* **EXERCISE GOAL**
Could you write out every entry exactly as it stands?
--- BEGIN RECORDS FOR PROCESSING ---
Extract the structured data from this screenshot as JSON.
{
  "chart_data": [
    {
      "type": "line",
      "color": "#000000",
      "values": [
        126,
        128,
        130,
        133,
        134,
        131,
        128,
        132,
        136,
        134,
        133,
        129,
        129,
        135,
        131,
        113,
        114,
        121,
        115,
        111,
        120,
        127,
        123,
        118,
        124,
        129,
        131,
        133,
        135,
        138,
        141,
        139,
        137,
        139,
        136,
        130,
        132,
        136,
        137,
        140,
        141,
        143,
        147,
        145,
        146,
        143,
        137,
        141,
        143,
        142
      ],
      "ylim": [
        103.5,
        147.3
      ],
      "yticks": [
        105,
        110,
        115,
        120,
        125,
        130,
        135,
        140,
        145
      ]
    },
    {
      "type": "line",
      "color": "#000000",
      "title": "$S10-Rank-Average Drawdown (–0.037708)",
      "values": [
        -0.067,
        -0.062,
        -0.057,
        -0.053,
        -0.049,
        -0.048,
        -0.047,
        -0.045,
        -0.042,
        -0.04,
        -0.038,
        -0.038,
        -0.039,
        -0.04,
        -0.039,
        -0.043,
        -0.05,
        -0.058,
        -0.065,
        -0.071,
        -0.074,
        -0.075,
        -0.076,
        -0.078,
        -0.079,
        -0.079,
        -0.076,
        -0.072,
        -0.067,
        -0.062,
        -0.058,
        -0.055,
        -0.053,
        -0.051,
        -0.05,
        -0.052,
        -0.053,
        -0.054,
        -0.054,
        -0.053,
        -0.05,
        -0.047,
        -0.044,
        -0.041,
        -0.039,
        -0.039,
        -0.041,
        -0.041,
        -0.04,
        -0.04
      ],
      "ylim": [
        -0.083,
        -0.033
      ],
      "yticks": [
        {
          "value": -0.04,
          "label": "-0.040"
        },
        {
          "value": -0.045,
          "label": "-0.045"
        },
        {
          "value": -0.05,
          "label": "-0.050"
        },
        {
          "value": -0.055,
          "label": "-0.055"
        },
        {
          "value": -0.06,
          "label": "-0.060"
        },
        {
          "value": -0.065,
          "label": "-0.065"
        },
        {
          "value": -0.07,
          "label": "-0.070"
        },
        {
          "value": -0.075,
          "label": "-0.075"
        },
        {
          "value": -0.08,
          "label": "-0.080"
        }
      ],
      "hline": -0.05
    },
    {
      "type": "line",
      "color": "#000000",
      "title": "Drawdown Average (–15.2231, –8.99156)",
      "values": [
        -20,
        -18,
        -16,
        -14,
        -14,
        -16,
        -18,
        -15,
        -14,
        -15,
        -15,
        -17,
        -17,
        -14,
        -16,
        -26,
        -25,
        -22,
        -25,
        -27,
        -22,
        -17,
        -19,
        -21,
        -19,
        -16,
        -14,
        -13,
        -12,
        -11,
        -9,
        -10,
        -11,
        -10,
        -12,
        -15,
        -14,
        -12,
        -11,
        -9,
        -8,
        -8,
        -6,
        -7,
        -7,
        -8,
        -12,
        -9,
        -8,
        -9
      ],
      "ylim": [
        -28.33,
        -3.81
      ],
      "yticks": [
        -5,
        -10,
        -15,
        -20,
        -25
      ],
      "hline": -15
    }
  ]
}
--- END RECORDS FOR PROCESSING ---
* **ANSWER TO THE PROBLEM**
Extract the structured data from this screenshot as JSON.
{
  "chart_data": [
    {
      "type": "line",
      "color": "#000000",
      "values": [
        126,
        128,
        130,
        133,
        134,
        131,
        128,
        132,
        136,
        134,
        133,
        129,
        129,
        135,
        131,
        113,
        114,
        121,
        115,
        111,
        120,
        127,
        123,
        118,
        124,
        129,
        131,
        133,
        135,
        138,
        141,
        139,
        137,
        139,
        136,
        130,
        132,
        136,
        137,
        140,
        141,
        143,
        147,
        145,
        146,
        143,
        137,
        141,
        143,
        142
      ],
      "ylim": [
        103.5,
        147.3
      ],
      "yticks": [
        105,
        110,
        115,
        120,
        125,
        130,
        135,
        140,
        145
      ]
    },
    {
      "type": "line",
      "color": "#000000",
      "title": "$S10-Rank-Average Drawdown (–0.037708)",
      "values": [
        -0.067,
        -0.062,
        -0.057,
        -0.053,
        -0.049,
        -0.048,
        -0.047,
        -0.045,
        -0.042,
        -0.04,
        -0.038,
        -0.038,
        -0.039,
        -0.04,
        -0.039,
        -0.043,
        -0.05,
        -0.058,
        -0.065,
        -0.071,
        -0.074,
        -0.075,
        -0.076,
        -0.078,
        -0.079,
        -0.079,
        -0.076,
        -0.072,
        -0.067,
        -0.062,
        -0.058,
        -0.055,
        -0.053,
        -0.051,
        -0.05,
        -0.052,
        -0.053,
        -0.054,
        -0.054,
        -0.053,
        -0.05,
        -0.047,
        -0.044,
        -0.041,
        -0.039,
        -0.039,
        -0.041,
        -0.041,
        -0.04,
        -0.04
      ],
      "ylim": [
        -0.083,
        -0.033
      ],
      "yticks": [
        {
          "value": -0.04,
          "label": "-0.040"
        },
        {
          "value": -0.045,
          "label": "-0.045"
        },
        {
          "value": -0.05,
          "label": "-0.050"
        },
        {
          "value": -0.055,
          "label": "-0.055"
        },
        {
          "value": -0.06,
          "label": "-0.060"
        },
        {
          "value": -0.065,
          "label": "-0.065"
        },
        {
          "value": -0.07,
          "label": "-0.070"
        },
        {
          "value": -0.075,
          "label": "-0.075"
        },
        {
          "value": -0.08,
          "label": "-0.080"
        }
      ],
      "hline": -0.05
    },
    {
      "type": "line",
      "color": "#000000",
      "title": "Drawdown Average (–15.2231, –8.99156)",
      "values": [
        -20,
        -18,
        -16,
        -14,
        -14,
        -16,
        -18,
        -15,
        -14,
        -15,
        -15,
        -17,
        -17,
        -14,
        -16,
        -26,
        -25,
        -22,
        -25,
        -27,
        -22,
        -17,
        -19,
        -21,
        -19,
        -16,
        -14,
        -13,
        -12,
        -11,
        -9,
        -10,
        -11,
        -10,
        -12,
        -15,
        -14,
        -12,
        -11,
        -9,
        -8,
        -8,
        -6,
        -7,
        -7,
        -8,
        -12,
        -9,
        -8,
        -9
      ],
      "ylim": [
        -28.33,
        -3.81
      ],
      "yticks": [
        -5,
        -10,
        -15,
        -20,
        -25
      ],
      "hline": -15
    }
  ]
}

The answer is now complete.